Records from a collection of figures
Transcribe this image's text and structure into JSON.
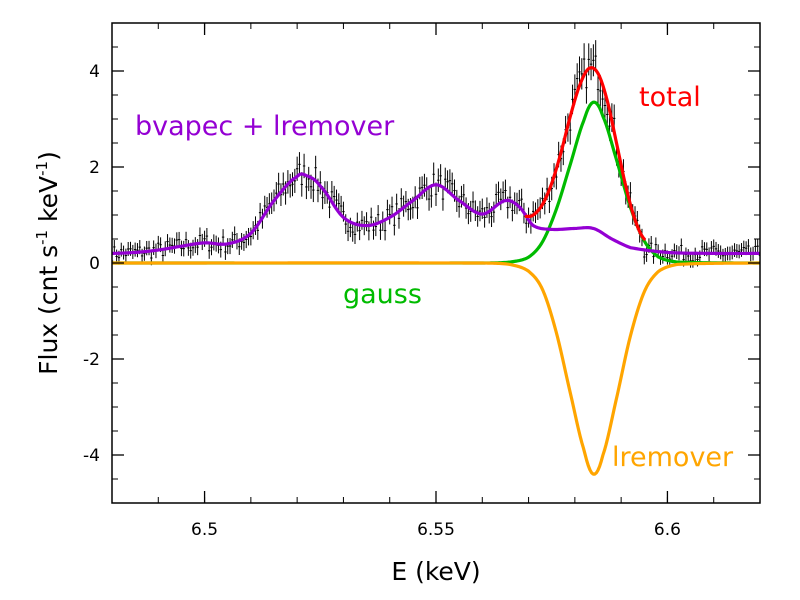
{
  "chart_data": {
    "type": "line",
    "xlabel": "E (keV)",
    "ylabel": "Flux (cnt s",
    "ylabel_sup1": "-1",
    "ylabel_mid": " keV",
    "ylabel_sup2": "-1",
    "ylabel_end": ")",
    "xlim": [
      6.48,
      6.62
    ],
    "ylim": [
      -5,
      5
    ],
    "x_ticks": [
      {
        "value": 6.5,
        "label": "6.5"
      },
      {
        "value": 6.55,
        "label": "6.55"
      },
      {
        "value": 6.6,
        "label": "6.6"
      }
    ],
    "y_ticks": [
      {
        "value": 4,
        "label": "4"
      },
      {
        "value": 2,
        "label": "2"
      },
      {
        "value": 0,
        "label": "0"
      },
      {
        "value": -2,
        "label": "-2"
      },
      {
        "value": -4,
        "label": "-4"
      }
    ],
    "grid": false,
    "series": [
      {
        "name": "total",
        "color": "#ff0000",
        "x": [
          6.5695,
          6.571,
          6.573,
          6.575,
          6.577,
          6.579,
          6.581,
          6.583,
          6.585,
          6.587,
          6.589,
          6.591,
          6.593,
          6.595
        ],
        "y": [
          0.97,
          1.0,
          1.22,
          1.66,
          2.3,
          3.05,
          3.69,
          4.05,
          3.95,
          3.38,
          2.5,
          1.6,
          0.9,
          0.5
        ]
      },
      {
        "name": "bvapec + lremover",
        "color": "#9400d3",
        "x": [
          6.48,
          6.485,
          6.49,
          6.495,
          6.5,
          6.505,
          6.51,
          6.515,
          6.52,
          6.522,
          6.525,
          6.53,
          6.535,
          6.54,
          6.545,
          6.55,
          6.555,
          6.56,
          6.565,
          6.568,
          6.571,
          6.575,
          6.58,
          6.584,
          6.588,
          6.592,
          6.6,
          6.61,
          6.62
        ],
        "y": [
          0.2,
          0.22,
          0.27,
          0.35,
          0.42,
          0.4,
          0.62,
          1.3,
          1.8,
          1.82,
          1.6,
          0.95,
          0.78,
          0.95,
          1.3,
          1.63,
          1.3,
          1.02,
          1.3,
          1.17,
          0.78,
          0.7,
          0.72,
          0.72,
          0.5,
          0.32,
          0.22,
          0.2,
          0.2
        ]
      },
      {
        "name": "gauss",
        "color": "#00bb00",
        "x": [
          6.48,
          6.56,
          6.566,
          6.57,
          6.573,
          6.576,
          6.579,
          6.582,
          6.584,
          6.586,
          6.589,
          6.592,
          6.595,
          6.598,
          6.602,
          6.62
        ],
        "y": [
          0,
          0,
          0.02,
          0.12,
          0.44,
          1.12,
          2.05,
          2.98,
          3.35,
          3.07,
          2.15,
          1.16,
          0.46,
          0.13,
          0.02,
          0
        ]
      },
      {
        "name": "lremover",
        "color": "#ffa500",
        "x": [
          6.48,
          6.56,
          6.566,
          6.57,
          6.573,
          6.576,
          6.579,
          6.582,
          6.584,
          6.586,
          6.589,
          6.592,
          6.595,
          6.598,
          6.602,
          6.62
        ],
        "y": [
          0,
          0,
          -0.03,
          -0.17,
          -0.55,
          -1.45,
          -2.7,
          -3.9,
          -4.4,
          -4.02,
          -2.82,
          -1.52,
          -0.6,
          -0.18,
          -0.03,
          0
        ]
      }
    ],
    "annotations": [
      {
        "text": "bvapec + lremover",
        "color": "#9400d3"
      },
      {
        "text": "total",
        "color": "#ff0000"
      },
      {
        "text": "gauss",
        "color": "#00bb00"
      },
      {
        "text": "lremover",
        "color": "#ffa500"
      }
    ],
    "data_points": {
      "name": "data",
      "color": "#000000",
      "x_start": 6.48,
      "x_step": 0.0005,
      "count": 281,
      "model": "total",
      "scatter_note": "black crosses with error bars following the total model"
    }
  }
}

- EXERCISE DIRECTIONS
Repeat the records in full, exactly as they appear, without the pictures.

- ANSWER BELOW
Transcribe this image's text and structure into JSON.
{
  "chart_data": {
    "type": "line",
    "xlabel": "E (keV)",
    "ylabel": "Flux (cnt s",
    "ylabel_sup1": "-1",
    "ylabel_mid": " keV",
    "ylabel_sup2": "-1",
    "ylabel_end": ")",
    "xlim": [
      6.48,
      6.62
    ],
    "ylim": [
      -5,
      5
    ],
    "x_ticks": [
      {
        "value": 6.5,
        "label": "6.5"
      },
      {
        "value": 6.55,
        "label": "6.55"
      },
      {
        "value": 6.6,
        "label": "6.6"
      }
    ],
    "y_ticks": [
      {
        "value": 4,
        "label": "4"
      },
      {
        "value": 2,
        "label": "2"
      },
      {
        "value": 0,
        "label": "0"
      },
      {
        "value": -2,
        "label": "-2"
      },
      {
        "value": -4,
        "label": "-4"
      }
    ],
    "grid": false,
    "series": [
      {
        "name": "total",
        "color": "#ff0000",
        "x": [
          6.5695,
          6.571,
          6.573,
          6.575,
          6.577,
          6.579,
          6.581,
          6.583,
          6.585,
          6.587,
          6.589,
          6.591,
          6.593,
          6.595
        ],
        "y": [
          0.97,
          1.0,
          1.22,
          1.66,
          2.3,
          3.05,
          3.69,
          4.05,
          3.95,
          3.38,
          2.5,
          1.6,
          0.9,
          0.5
        ]
      },
      {
        "name": "bvapec + lremover",
        "color": "#9400d3",
        "x": [
          6.48,
          6.485,
          6.49,
          6.495,
          6.5,
          6.505,
          6.51,
          6.515,
          6.52,
          6.522,
          6.525,
          6.53,
          6.535,
          6.54,
          6.545,
          6.55,
          6.555,
          6.56,
          6.565,
          6.568,
          6.571,
          6.575,
          6.58,
          6.584,
          6.588,
          6.592,
          6.6,
          6.61,
          6.62
        ],
        "y": [
          0.2,
          0.22,
          0.27,
          0.35,
          0.42,
          0.4,
          0.62,
          1.3,
          1.8,
          1.82,
          1.6,
          0.95,
          0.78,
          0.95,
          1.3,
          1.63,
          1.3,
          1.02,
          1.3,
          1.17,
          0.78,
          0.7,
          0.72,
          0.72,
          0.5,
          0.32,
          0.22,
          0.2,
          0.2
        ]
      },
      {
        "name": "gauss",
        "color": "#00bb00",
        "x": [
          6.48,
          6.56,
          6.566,
          6.57,
          6.573,
          6.576,
          6.579,
          6.582,
          6.584,
          6.586,
          6.589,
          6.592,
          6.595,
          6.598,
          6.602,
          6.62
        ],
        "y": [
          0,
          0,
          0.02,
          0.12,
          0.44,
          1.12,
          2.05,
          2.98,
          3.35,
          3.07,
          2.15,
          1.16,
          0.46,
          0.13,
          0.02,
          0
        ]
      },
      {
        "name": "lremover",
        "color": "#ffa500",
        "x": [
          6.48,
          6.56,
          6.566,
          6.57,
          6.573,
          6.576,
          6.579,
          6.582,
          6.584,
          6.586,
          6.589,
          6.592,
          6.595,
          6.598,
          6.602,
          6.62
        ],
        "y": [
          0,
          0,
          -0.03,
          -0.17,
          -0.55,
          -1.45,
          -2.7,
          -3.9,
          -4.4,
          -4.02,
          -2.82,
          -1.52,
          -0.6,
          -0.18,
          -0.03,
          0
        ]
      }
    ],
    "annotations": [
      {
        "text": "bvapec + lremover",
        "color": "#9400d3"
      },
      {
        "text": "total",
        "color": "#ff0000"
      },
      {
        "text": "gauss",
        "color": "#00bb00"
      },
      {
        "text": "lremover",
        "color": "#ffa500"
      }
    ],
    "data_points": {
      "name": "data",
      "color": "#000000",
      "x_start": 6.48,
      "x_step": 0.0005,
      "count": 281,
      "model": "total",
      "scatter_note": "black crosses with error bars following the total model"
    }
  }
}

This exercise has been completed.